(Saved data entries)

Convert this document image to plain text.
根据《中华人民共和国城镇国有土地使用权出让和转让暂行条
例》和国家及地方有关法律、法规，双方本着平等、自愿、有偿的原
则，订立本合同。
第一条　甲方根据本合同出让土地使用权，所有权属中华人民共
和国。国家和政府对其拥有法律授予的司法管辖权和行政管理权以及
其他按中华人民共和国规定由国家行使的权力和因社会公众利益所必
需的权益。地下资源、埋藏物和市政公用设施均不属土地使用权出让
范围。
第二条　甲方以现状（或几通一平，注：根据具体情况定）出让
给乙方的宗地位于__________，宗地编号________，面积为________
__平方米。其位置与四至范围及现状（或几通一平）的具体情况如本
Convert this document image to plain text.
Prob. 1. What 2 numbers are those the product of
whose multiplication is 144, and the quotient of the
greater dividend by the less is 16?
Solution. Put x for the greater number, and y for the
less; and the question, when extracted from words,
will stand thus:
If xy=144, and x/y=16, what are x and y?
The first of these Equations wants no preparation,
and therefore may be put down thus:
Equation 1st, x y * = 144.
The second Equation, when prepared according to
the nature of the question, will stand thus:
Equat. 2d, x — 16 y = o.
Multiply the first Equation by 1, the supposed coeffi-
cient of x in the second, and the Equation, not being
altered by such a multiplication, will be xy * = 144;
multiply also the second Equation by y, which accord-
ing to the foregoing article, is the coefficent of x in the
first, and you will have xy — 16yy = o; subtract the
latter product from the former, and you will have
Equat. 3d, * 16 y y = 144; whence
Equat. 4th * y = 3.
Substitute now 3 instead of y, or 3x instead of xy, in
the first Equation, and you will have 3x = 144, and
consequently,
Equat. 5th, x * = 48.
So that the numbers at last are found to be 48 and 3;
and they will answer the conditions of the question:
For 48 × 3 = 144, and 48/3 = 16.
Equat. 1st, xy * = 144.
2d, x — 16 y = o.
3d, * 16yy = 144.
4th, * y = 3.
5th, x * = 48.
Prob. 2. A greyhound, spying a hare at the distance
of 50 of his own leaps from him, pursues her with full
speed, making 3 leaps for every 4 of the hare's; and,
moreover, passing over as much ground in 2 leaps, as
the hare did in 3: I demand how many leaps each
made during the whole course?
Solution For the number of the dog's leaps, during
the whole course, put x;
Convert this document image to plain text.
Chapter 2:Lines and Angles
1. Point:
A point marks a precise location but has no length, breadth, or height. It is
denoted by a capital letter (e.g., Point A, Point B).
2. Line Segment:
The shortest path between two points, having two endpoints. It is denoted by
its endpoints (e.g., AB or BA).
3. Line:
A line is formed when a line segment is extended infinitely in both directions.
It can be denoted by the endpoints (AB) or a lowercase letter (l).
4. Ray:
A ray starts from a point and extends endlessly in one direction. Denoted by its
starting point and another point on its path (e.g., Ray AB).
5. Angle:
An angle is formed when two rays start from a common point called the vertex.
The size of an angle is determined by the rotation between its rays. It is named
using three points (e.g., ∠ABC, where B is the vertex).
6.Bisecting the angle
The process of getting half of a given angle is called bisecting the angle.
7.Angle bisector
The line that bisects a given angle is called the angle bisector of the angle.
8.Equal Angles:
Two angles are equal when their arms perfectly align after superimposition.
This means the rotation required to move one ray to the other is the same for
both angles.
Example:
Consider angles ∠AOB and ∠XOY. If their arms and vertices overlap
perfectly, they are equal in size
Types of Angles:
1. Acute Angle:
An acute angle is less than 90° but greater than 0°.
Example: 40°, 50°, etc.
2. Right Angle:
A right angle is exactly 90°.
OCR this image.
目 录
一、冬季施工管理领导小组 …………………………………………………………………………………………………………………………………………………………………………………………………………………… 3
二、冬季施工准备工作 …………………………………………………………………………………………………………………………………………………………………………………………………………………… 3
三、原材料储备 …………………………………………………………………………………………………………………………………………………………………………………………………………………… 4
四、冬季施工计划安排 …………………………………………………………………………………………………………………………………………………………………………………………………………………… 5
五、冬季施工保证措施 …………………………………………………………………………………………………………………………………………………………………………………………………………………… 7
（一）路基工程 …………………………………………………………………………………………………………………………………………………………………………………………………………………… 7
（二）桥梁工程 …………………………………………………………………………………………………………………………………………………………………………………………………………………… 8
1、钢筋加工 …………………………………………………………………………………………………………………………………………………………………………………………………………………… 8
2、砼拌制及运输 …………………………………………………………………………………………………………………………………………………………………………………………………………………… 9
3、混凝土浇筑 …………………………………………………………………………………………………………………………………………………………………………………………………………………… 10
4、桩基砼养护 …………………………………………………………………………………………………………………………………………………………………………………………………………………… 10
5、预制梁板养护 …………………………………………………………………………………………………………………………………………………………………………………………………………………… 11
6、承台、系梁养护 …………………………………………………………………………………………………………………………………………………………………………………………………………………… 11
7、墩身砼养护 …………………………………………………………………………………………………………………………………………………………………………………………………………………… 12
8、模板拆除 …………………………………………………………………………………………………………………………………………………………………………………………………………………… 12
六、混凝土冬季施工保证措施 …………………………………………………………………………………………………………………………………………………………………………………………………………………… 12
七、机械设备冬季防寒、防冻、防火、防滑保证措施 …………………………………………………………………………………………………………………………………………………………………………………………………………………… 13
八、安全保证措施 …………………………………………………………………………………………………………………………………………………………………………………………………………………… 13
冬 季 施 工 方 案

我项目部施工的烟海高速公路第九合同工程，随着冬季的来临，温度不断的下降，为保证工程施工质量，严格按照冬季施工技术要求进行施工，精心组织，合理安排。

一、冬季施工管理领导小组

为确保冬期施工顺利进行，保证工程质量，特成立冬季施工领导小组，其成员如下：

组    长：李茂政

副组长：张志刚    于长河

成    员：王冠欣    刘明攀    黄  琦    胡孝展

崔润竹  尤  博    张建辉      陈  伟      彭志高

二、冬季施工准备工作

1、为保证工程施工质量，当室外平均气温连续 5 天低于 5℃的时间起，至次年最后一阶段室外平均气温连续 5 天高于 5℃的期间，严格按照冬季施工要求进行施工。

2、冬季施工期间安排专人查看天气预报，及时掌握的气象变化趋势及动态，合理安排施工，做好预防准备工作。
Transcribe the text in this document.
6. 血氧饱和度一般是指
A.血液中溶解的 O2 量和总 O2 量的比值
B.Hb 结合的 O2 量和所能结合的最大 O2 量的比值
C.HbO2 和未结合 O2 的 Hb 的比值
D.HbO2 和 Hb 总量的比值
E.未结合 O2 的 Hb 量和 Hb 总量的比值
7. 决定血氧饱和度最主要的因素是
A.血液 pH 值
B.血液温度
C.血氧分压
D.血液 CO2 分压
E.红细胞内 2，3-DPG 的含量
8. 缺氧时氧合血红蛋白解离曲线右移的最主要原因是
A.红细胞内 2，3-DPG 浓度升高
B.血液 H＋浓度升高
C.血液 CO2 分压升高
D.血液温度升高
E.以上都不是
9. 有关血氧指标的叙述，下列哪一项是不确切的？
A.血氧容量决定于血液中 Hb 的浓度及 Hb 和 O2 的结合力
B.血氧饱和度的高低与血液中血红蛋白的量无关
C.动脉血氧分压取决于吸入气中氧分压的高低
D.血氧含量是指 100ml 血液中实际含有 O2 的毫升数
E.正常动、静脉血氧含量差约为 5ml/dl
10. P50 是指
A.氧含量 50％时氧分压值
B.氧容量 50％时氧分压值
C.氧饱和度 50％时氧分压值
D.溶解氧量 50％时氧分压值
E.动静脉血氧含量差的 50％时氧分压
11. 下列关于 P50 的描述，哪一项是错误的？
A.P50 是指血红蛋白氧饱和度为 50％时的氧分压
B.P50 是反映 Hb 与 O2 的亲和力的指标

What the task asks »
Pull every line containing the word "second" out of the entries above.

Expected output »
The second Equation, when prepared according to
cient of x in the second, and the Equation, not being
multiply also the second Equation by y, which accord-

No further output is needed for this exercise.